> _Provided text_:
There’s nothing wrong with a single-cylinder thumping away, an inline-four screaming through to its redline, or a rumbling V-twin. But for many, there’s something special something about a parallel twin motorcycle engine. It’s the humble tradesman in the corner, quietly working away on its craft with determined and time-honed skill.
In keeping with the ideals of Best Beginner Motorcycles, I decided to put a few limits on the parallel-twin models we’re presenting below. Firstly, we’re keeping this list to models under 650cc. Secondly, they had to be produced in or after 2012. Lastly, they had to be relatively affordable for new riders, so I set a budget limit of $10,000—new or used. There’s only one bike on this list that doesn’t meet that criteria—but we couldn’t help but include it, and we’re sure you’ll see why once we get there.
With all that in mind, I present to you: the best beginner parallel-twin motorcycles of the past decade!

> _Extracted entries_:

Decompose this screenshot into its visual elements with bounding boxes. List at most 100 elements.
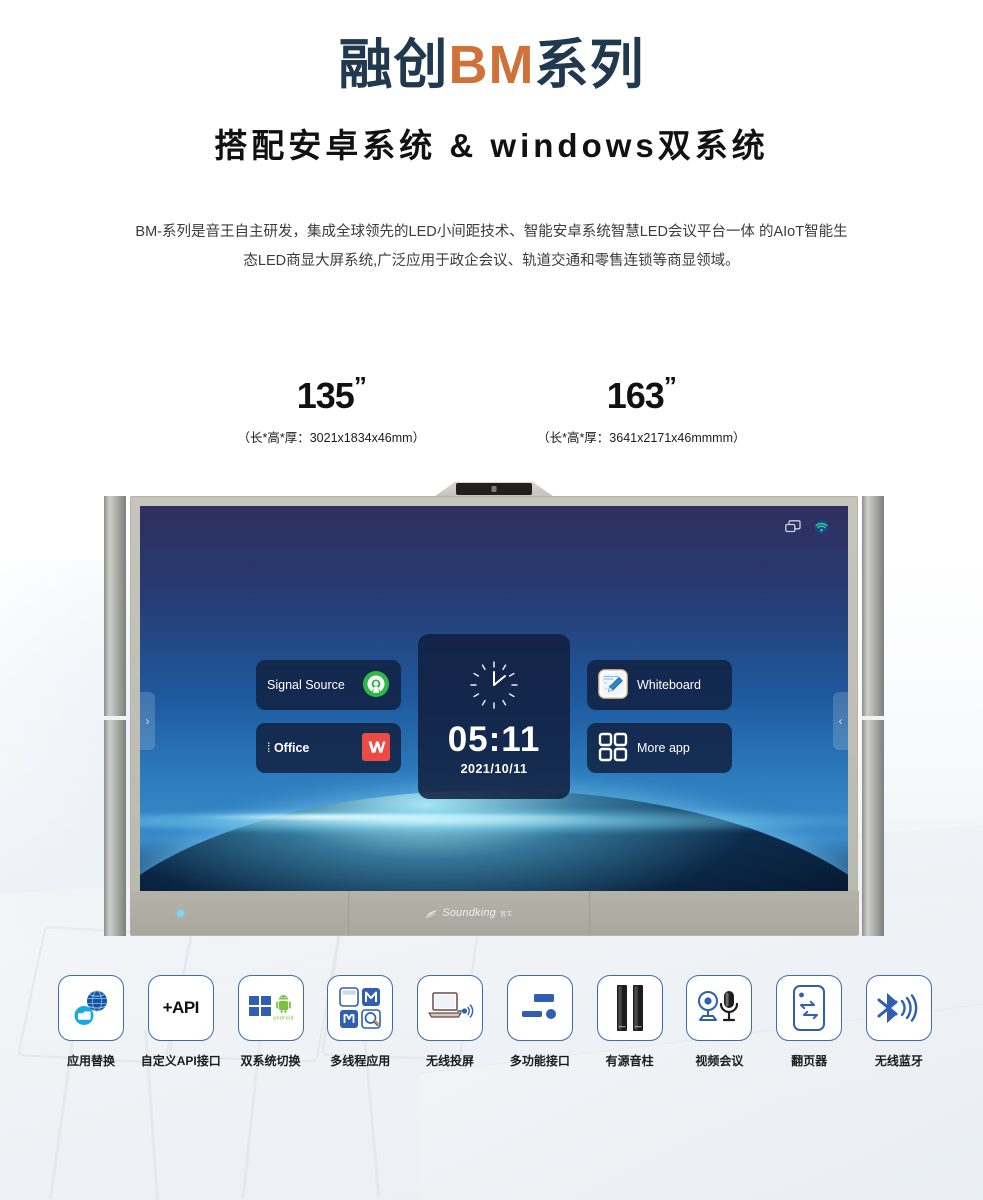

...

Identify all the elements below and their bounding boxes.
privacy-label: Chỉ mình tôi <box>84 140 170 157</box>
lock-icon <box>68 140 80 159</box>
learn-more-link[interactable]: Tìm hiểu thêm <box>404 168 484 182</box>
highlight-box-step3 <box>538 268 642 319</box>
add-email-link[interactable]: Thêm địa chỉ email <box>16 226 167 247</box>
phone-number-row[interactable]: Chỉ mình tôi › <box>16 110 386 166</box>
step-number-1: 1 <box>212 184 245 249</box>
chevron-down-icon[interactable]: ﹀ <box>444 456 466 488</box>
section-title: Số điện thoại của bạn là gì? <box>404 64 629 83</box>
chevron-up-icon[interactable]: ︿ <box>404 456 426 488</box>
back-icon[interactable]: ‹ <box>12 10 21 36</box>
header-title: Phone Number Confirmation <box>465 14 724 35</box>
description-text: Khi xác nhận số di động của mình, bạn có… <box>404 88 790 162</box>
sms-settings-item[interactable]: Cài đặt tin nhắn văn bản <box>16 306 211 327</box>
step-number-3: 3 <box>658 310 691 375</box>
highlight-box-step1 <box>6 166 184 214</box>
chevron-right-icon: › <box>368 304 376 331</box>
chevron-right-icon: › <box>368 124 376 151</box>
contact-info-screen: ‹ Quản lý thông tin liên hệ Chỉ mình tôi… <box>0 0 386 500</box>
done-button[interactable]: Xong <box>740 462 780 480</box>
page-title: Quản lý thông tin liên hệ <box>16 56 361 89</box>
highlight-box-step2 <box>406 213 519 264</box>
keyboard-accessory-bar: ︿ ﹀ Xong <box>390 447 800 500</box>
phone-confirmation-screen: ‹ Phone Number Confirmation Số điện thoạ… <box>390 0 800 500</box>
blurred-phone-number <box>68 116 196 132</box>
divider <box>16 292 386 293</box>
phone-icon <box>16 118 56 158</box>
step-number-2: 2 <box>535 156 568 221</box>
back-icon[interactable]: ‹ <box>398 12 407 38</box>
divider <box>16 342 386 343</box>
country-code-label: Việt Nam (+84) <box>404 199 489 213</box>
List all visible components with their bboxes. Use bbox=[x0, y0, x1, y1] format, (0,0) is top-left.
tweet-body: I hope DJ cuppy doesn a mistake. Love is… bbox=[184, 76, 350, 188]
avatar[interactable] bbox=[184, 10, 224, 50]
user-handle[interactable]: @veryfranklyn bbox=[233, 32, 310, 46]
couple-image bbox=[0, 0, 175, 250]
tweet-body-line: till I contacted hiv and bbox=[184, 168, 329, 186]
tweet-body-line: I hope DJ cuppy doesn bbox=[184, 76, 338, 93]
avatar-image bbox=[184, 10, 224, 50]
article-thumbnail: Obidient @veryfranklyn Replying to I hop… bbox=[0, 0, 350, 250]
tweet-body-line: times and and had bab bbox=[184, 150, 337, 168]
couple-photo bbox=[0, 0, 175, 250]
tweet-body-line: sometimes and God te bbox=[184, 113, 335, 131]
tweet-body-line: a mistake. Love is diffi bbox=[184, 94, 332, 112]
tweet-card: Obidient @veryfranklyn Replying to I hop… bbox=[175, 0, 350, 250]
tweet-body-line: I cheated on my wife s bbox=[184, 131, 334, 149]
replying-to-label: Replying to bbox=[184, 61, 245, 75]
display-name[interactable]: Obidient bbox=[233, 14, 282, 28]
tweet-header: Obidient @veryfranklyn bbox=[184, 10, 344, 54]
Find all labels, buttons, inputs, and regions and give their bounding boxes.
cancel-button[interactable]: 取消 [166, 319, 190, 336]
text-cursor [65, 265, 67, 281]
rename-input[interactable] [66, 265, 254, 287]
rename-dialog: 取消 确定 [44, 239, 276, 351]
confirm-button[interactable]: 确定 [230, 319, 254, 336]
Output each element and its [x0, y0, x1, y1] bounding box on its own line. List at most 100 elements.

> _Challenge A_:
Using the text on parallel-twin motorcycles, decide whether each statement agrees with it. Answer yes or no for each, and quote the deciding words. (i) The list covers only models under 650cc. (ii) The models had to be produced before 2012. (iii) The $10,000 budget limit applies only to new bikes.
> _Challenge B_:
Rewrite the passage of the text on parallel-twin motorcycles starting at "In keeping with" and ending at "we get there.", replacing "budget limit" with "price cap".
> _Challenge C_:
Summarize the text on parallel-twin motorcycles in two sentences.

> _Worked answer A_:
(i) Yes: "we’re keeping this list to models under 650cc."
(ii) No: "they had to be produced in or after 2012."
(iii) No: "I set a budget limit of $10,000—new or used."

> _Worked answer B_:
In keeping with the ideals of Best Beginner Motorcycles, I decided to put a few limits on the parallel-twin models we’re presenting below. Firstly, we’re keeping this list to models under 650cc. Secondly, they had to be produced in or after 2012. Lastly, they had to be relatively affordable for new riders, so I set a price cap of $10,000—new or used. There’s only one bike on this list that doesn’t meet that criteria—but we couldn’t help but include it, and we’re sure you’ll see why once we get there.

> _Worked answer C_:
The text holds that, for many, the parallel-twin motorcycle engine is something special, and it likens that engine to a humble tradesman quietly working with time-honed skill. It introduces the best beginner parallel-twin motorcycles of the past decade, limited to models under 650cc, produced in or after 2012 and within a $10,000 budget new or used, with one bike included despite not meeting those criteria.